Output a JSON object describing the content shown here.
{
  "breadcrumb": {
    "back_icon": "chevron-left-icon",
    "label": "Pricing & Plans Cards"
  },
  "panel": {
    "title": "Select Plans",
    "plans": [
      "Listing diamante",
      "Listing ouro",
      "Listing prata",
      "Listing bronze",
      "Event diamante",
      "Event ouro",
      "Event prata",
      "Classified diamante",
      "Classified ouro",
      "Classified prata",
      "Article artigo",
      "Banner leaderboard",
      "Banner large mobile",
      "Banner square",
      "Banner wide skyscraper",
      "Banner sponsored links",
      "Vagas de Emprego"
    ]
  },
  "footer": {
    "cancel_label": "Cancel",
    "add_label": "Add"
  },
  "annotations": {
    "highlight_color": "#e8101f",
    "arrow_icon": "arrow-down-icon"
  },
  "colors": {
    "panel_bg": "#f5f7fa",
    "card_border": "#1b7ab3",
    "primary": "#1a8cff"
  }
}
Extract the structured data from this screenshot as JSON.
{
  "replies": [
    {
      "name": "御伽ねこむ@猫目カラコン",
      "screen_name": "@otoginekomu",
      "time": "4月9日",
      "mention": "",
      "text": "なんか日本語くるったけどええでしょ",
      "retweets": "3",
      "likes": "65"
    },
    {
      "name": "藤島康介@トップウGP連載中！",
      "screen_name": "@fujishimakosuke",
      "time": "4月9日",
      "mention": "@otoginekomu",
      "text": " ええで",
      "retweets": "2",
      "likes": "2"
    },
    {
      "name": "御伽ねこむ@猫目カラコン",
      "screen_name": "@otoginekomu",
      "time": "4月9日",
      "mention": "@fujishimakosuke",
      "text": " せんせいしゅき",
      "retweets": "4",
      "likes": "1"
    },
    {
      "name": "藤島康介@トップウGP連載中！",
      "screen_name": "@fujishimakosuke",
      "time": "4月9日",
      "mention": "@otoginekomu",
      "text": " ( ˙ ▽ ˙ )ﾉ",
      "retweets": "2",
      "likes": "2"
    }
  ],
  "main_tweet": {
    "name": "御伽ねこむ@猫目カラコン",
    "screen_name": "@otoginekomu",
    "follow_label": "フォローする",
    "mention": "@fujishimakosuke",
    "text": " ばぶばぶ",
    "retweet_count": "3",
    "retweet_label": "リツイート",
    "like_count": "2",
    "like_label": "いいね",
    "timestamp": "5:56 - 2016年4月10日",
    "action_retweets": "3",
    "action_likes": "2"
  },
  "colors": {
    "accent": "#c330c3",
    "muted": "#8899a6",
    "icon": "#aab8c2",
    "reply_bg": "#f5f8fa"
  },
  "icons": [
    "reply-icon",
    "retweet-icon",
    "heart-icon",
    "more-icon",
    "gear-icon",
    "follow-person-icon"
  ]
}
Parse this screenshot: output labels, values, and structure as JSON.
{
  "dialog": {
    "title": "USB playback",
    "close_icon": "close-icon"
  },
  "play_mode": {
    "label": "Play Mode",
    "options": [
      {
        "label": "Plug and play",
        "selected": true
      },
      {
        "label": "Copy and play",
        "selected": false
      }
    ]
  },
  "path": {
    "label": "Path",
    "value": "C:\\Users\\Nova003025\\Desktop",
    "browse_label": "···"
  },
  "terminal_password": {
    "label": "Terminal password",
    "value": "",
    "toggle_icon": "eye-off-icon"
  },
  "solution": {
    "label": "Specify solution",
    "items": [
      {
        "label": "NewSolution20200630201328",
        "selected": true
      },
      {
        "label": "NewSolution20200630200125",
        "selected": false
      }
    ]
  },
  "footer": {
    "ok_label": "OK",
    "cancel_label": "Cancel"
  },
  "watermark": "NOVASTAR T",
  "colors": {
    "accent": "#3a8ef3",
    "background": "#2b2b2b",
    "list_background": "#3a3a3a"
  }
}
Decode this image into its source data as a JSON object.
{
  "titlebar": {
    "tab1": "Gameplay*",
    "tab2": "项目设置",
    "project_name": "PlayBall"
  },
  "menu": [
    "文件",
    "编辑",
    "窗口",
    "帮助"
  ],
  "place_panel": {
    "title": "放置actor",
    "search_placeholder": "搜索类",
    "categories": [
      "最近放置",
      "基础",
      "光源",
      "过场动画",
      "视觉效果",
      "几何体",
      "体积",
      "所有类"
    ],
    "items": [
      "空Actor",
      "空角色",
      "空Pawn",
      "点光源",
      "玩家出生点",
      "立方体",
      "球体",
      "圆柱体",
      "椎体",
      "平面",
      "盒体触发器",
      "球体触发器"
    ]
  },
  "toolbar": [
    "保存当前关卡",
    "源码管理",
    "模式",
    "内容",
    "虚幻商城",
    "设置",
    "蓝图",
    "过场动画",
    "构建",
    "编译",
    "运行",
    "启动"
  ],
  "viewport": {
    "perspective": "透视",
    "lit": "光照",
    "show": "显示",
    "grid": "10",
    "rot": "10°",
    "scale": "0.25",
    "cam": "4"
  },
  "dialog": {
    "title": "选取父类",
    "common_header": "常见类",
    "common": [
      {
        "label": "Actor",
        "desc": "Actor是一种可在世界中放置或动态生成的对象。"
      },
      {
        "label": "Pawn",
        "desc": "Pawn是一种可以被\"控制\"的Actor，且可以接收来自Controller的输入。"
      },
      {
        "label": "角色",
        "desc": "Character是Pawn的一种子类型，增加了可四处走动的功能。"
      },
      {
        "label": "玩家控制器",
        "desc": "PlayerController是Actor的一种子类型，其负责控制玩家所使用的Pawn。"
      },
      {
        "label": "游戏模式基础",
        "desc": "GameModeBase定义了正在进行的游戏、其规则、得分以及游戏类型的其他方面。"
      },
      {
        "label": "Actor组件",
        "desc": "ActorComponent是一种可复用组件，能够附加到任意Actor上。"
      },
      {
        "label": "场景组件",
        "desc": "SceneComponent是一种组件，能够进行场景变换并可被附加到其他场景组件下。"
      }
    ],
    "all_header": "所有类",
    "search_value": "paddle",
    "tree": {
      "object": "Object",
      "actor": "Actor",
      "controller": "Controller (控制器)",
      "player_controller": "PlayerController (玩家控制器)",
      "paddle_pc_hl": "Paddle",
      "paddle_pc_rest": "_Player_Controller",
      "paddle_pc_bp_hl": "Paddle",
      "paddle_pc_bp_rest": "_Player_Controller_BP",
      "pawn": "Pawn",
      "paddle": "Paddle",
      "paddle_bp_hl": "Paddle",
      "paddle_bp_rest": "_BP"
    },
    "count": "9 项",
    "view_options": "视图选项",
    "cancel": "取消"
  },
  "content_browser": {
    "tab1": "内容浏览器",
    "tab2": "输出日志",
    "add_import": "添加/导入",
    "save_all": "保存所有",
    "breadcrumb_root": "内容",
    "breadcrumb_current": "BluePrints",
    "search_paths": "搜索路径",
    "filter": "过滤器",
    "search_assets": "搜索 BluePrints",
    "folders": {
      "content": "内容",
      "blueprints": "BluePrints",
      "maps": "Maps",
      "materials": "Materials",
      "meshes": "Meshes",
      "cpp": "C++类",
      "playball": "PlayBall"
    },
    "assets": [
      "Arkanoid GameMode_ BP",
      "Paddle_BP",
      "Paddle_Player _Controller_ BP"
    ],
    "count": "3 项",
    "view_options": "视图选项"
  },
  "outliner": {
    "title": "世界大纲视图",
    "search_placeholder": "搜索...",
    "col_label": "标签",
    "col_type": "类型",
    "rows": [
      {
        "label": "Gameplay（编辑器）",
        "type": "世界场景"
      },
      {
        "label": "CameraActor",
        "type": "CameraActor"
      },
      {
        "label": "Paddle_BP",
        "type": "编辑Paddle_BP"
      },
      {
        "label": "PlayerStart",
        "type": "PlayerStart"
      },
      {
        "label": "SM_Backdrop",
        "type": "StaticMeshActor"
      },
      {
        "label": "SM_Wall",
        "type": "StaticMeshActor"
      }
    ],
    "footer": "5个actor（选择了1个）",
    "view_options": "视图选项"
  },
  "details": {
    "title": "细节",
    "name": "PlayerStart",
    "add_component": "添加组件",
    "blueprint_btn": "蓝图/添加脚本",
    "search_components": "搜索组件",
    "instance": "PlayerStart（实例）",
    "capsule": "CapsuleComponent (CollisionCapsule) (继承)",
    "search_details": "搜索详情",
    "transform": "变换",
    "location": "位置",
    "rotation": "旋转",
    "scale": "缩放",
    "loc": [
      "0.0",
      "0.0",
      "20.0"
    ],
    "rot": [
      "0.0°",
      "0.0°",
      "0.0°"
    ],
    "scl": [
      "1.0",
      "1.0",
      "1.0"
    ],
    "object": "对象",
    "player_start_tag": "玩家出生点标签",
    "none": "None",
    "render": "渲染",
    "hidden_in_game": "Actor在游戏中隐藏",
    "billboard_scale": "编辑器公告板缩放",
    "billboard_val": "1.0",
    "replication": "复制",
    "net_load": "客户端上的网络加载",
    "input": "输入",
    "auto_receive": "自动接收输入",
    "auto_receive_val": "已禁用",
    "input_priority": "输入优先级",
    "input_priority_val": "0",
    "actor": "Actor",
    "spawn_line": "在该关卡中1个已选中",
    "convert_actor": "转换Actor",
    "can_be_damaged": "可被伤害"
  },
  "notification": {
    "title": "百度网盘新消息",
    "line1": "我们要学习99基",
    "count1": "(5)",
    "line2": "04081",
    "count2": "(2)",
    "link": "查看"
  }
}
§
- Task objective -
What is the number of lines in this material that hold the string "data"? Answer with that number only.

- Solution for this problem -
2